Records:
────────────────────

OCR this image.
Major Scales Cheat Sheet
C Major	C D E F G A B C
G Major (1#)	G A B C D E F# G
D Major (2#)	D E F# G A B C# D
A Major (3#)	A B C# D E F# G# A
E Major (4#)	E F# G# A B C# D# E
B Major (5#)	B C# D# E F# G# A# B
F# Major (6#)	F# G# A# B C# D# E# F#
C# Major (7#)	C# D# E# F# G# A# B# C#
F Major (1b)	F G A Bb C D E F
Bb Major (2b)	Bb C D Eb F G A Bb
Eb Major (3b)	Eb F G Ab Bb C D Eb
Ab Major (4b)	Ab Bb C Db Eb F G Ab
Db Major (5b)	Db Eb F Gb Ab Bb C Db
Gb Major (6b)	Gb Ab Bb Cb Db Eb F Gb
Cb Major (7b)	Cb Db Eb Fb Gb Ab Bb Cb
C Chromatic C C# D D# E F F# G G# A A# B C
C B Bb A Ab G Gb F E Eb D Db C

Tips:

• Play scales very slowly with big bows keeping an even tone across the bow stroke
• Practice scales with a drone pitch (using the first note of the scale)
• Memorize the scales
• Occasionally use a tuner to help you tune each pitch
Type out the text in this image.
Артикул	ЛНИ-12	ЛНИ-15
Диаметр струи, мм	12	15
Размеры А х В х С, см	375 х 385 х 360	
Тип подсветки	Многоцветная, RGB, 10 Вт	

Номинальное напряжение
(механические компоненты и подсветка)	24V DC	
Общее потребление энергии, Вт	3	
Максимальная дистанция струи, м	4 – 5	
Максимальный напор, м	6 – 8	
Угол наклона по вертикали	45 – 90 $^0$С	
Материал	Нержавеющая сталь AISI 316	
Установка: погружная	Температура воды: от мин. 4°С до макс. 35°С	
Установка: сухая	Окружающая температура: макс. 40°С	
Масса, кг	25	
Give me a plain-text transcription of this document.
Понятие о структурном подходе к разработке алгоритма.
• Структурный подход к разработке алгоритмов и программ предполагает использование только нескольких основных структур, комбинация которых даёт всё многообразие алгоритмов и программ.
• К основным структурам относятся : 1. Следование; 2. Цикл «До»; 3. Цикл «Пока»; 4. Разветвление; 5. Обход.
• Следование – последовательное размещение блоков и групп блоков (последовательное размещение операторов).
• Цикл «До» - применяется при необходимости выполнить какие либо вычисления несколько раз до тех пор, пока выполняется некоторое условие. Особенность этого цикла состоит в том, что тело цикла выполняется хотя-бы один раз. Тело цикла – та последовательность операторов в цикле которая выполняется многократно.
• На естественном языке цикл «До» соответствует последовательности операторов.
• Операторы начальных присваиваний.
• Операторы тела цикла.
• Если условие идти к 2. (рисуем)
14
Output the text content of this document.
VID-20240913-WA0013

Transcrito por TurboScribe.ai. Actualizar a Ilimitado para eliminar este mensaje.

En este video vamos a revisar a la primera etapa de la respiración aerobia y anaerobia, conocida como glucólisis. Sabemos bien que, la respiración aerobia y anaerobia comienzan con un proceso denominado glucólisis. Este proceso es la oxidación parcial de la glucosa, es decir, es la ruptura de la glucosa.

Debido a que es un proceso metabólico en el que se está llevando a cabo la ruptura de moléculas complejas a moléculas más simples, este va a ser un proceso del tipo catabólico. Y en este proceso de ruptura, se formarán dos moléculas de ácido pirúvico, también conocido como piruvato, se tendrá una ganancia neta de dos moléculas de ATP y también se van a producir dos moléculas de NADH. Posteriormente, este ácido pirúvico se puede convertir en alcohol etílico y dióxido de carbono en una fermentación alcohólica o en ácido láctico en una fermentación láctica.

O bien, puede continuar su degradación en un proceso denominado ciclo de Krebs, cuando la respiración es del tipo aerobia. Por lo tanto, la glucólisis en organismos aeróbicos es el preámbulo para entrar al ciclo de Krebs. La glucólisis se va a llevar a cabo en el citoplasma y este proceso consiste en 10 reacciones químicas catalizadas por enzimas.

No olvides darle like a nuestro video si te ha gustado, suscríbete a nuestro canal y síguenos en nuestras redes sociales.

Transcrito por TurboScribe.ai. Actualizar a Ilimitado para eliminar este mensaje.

────────────────────

TO BE DONE - Write out every line of the listing that holds the word "glucólisis".

WRITTEN ANSWER -
En este video vamos a revisar a la primera etapa de la respiración aerobia y anaerobia, conocida como glucólisis. Sabemos bien que, la respiración aerobia y anaerobia comienzan con un proceso denominado glucólisis. Este proceso es la oxidación parcial de la glucosa, es decir, es la ruptura de la glucosa.
O bien, puede continuar su degradación en un proceso denominado ciclo de Krebs, cuando la respiración es del tipo aerobia. Por lo tanto, la glucólisis en organismos aeróbicos es el preámbulo para entrar al ciclo de Krebs. La glucólisis se va a llevar a cabo en el citoplasma y este proceso consiste en 10 reacciones químicas catalizadas por enzimas.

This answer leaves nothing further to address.